- [YOUR OBJECTIVE]: Find the lines containing the word "title" and copy every one of them.

─── MATERIAL FOR THE TASK ───

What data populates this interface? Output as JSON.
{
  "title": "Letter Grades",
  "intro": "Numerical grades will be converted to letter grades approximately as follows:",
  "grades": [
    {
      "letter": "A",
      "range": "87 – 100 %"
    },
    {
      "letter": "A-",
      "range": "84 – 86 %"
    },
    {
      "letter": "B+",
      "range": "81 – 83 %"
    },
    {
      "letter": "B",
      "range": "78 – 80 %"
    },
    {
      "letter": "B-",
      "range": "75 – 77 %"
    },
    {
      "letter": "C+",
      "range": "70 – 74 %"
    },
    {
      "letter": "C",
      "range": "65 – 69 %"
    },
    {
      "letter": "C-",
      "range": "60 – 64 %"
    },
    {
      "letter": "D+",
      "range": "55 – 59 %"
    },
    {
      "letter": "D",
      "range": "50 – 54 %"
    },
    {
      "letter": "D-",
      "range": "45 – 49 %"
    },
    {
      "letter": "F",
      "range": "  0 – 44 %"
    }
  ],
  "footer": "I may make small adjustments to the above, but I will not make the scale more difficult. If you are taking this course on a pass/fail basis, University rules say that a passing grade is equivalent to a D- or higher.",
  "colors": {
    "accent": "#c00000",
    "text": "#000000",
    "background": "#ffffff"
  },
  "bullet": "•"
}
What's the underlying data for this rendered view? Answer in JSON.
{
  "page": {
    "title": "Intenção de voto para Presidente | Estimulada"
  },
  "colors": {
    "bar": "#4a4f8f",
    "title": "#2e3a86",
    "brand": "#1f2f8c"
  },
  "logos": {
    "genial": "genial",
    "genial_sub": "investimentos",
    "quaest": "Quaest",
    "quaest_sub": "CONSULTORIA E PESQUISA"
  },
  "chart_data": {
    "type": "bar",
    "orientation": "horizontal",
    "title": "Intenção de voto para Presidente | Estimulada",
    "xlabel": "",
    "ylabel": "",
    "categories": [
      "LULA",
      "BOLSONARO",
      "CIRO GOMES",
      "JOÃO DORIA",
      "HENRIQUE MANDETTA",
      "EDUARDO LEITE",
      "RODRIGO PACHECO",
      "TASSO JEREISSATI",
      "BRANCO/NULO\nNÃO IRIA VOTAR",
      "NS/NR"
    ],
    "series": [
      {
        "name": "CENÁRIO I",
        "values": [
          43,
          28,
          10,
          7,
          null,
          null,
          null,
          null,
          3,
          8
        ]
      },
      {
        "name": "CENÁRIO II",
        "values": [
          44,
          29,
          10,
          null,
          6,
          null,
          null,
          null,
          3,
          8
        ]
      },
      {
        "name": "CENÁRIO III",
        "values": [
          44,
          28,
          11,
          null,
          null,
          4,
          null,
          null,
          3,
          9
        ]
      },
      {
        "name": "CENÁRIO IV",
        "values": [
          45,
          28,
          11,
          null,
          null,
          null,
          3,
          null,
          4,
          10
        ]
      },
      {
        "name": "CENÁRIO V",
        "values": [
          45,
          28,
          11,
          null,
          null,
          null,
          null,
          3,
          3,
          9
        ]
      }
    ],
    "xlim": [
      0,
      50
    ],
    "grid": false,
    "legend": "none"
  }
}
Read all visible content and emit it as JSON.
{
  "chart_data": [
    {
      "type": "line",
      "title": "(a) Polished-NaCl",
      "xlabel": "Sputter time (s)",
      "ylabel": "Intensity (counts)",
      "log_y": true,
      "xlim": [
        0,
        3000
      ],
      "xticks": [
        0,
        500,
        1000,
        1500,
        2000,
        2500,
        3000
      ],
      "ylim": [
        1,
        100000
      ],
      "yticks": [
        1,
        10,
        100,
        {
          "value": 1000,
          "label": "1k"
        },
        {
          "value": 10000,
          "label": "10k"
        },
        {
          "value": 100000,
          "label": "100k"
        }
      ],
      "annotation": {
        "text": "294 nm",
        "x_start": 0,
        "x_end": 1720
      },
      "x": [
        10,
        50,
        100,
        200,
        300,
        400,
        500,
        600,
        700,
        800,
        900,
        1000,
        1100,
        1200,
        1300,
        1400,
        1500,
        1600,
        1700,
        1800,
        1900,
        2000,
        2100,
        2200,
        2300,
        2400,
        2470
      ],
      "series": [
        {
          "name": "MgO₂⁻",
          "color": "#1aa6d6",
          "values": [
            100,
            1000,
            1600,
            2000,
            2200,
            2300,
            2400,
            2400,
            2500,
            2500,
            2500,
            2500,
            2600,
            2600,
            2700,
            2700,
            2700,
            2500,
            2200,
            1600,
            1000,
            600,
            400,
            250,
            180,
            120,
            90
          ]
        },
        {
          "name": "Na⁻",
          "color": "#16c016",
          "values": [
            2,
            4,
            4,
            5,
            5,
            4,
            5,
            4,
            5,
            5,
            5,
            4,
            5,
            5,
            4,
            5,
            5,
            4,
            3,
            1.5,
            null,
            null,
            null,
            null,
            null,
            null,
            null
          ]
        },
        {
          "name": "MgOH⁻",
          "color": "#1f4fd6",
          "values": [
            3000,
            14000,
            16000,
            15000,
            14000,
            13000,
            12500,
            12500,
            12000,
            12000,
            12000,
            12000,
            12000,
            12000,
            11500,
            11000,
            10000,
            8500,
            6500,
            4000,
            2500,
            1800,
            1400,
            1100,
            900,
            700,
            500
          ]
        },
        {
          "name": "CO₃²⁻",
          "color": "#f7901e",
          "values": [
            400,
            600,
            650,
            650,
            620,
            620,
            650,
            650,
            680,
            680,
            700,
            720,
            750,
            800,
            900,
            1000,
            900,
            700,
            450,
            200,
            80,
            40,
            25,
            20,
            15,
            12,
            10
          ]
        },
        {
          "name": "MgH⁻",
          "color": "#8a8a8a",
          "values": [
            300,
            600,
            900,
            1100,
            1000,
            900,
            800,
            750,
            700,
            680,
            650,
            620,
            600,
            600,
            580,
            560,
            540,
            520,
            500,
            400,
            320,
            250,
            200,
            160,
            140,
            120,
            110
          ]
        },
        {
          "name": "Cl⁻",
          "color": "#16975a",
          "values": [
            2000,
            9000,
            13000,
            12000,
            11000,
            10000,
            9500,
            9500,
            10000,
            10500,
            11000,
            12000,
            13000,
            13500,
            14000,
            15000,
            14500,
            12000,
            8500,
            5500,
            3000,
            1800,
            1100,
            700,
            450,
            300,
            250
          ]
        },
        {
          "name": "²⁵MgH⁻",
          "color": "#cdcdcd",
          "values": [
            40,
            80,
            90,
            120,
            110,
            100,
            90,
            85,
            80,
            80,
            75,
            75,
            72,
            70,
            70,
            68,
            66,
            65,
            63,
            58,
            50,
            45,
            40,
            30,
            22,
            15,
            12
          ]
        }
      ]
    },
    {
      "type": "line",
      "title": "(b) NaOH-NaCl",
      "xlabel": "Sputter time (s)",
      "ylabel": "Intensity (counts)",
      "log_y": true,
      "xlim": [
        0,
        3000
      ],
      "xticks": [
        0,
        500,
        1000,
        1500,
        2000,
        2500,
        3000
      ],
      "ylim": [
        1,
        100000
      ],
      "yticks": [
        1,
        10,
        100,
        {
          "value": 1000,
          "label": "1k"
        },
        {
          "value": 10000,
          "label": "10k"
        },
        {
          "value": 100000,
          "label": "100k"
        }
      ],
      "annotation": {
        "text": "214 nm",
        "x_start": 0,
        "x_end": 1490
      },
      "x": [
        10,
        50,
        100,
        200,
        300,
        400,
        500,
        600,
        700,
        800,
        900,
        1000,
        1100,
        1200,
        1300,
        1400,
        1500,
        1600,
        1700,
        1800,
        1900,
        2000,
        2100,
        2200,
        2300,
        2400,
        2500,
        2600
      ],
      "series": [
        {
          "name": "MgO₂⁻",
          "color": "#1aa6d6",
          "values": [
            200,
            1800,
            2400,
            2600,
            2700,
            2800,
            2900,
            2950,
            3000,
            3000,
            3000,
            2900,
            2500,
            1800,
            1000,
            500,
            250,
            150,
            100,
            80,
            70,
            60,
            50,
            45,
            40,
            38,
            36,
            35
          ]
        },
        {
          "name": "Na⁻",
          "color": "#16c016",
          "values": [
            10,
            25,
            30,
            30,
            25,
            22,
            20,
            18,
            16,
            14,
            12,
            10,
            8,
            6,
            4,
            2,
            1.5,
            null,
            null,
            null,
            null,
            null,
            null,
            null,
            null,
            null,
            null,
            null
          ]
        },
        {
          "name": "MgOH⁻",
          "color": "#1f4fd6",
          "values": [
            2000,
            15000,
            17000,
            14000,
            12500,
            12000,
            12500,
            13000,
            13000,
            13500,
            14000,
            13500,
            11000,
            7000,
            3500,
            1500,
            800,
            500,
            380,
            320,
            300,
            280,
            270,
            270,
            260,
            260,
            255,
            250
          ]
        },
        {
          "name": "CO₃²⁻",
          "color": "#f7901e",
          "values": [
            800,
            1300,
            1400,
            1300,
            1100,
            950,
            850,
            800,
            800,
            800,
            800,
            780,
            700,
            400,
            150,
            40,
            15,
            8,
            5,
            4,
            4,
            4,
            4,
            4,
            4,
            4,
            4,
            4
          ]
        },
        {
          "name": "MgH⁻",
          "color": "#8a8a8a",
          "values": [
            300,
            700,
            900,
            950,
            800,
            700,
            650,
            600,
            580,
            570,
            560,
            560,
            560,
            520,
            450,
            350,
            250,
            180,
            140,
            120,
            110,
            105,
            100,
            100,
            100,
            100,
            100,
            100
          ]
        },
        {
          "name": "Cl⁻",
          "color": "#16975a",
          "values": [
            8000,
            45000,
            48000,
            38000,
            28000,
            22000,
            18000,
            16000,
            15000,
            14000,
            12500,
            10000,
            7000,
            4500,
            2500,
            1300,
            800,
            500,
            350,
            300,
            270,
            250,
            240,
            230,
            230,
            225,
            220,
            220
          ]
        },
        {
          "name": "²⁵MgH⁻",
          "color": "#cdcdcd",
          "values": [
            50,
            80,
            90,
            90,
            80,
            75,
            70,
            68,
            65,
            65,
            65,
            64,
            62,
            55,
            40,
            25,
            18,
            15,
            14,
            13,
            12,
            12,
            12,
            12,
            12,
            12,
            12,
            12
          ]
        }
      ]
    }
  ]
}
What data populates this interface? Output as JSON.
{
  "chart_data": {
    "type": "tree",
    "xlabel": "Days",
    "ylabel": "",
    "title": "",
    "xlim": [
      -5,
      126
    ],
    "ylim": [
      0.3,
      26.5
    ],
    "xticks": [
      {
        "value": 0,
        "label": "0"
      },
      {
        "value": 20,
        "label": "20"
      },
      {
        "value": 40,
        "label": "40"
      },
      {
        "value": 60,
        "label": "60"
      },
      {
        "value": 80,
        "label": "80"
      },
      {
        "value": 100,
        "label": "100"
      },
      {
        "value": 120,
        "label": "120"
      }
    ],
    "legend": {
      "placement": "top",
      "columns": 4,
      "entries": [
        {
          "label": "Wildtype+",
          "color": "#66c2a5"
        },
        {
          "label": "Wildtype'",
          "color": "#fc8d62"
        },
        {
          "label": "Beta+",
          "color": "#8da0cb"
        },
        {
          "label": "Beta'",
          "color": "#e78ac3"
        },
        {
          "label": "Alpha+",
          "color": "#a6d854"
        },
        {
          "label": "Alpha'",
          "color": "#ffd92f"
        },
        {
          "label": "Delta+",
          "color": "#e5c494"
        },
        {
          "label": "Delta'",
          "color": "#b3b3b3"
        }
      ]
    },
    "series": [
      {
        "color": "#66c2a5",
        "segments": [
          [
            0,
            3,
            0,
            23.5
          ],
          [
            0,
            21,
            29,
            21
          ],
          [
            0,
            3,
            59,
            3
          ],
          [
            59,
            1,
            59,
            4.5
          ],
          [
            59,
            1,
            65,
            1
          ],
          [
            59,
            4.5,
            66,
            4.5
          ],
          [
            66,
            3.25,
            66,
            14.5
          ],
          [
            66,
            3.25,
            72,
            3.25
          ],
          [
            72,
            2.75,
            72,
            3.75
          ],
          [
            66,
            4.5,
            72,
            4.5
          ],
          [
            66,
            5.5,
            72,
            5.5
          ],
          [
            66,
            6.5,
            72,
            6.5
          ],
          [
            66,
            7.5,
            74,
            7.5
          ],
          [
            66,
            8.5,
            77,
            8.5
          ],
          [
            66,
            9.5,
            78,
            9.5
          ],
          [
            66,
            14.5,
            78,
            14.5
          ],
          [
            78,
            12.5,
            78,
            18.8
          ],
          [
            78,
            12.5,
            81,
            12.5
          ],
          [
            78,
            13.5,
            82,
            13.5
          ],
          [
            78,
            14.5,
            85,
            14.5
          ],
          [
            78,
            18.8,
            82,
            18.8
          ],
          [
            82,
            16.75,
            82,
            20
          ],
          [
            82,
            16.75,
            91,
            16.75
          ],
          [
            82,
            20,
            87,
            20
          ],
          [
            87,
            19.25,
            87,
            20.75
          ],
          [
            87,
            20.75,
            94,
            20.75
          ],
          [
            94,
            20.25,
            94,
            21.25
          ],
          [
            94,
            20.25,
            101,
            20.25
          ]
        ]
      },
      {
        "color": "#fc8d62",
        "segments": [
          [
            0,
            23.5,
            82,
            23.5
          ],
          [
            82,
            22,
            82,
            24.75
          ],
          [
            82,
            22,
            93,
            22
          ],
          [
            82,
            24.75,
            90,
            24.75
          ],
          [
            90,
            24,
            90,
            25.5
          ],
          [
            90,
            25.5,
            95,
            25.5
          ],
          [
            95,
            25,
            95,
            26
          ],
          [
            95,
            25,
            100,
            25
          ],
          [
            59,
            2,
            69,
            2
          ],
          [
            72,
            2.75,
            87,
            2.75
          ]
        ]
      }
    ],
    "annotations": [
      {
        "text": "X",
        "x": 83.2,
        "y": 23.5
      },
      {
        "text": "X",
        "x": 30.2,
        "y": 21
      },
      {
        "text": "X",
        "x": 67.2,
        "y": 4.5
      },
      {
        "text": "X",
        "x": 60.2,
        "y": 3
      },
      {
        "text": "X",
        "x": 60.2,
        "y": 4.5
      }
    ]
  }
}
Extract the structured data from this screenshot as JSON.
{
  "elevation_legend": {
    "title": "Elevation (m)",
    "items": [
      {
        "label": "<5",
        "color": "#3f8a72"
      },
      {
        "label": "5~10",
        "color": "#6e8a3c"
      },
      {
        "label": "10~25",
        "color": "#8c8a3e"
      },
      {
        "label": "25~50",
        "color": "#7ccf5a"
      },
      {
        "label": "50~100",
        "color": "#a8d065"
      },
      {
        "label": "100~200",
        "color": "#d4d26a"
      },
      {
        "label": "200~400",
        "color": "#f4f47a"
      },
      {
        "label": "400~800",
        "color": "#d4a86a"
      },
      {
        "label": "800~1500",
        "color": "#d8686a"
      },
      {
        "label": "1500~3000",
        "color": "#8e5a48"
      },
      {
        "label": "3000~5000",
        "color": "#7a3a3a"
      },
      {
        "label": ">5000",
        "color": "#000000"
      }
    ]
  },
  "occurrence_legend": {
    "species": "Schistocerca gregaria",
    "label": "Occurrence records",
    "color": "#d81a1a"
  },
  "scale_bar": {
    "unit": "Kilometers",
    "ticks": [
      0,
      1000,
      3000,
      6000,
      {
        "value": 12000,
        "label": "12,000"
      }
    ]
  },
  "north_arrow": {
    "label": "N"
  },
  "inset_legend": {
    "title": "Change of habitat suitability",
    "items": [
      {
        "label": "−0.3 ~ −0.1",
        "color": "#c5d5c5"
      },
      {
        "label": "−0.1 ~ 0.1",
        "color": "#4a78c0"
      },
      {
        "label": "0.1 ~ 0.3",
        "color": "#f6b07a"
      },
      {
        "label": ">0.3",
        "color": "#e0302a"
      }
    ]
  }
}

───

- [EXERCISE SOLUTION]:
  "title": "Letter Grades",
    "title": "Intenção de voto para Presidente | Estimulada"
    "title": "#2e3a86",
    "title": "Intenção de voto para Presidente | Estimulada",
      "title": "(a) Polished-NaCl",
      "title": "(b) NaOH-NaCl",
    "title": "",
    "title": "Elevation (m)",
    "title": "Change of habitat suitability",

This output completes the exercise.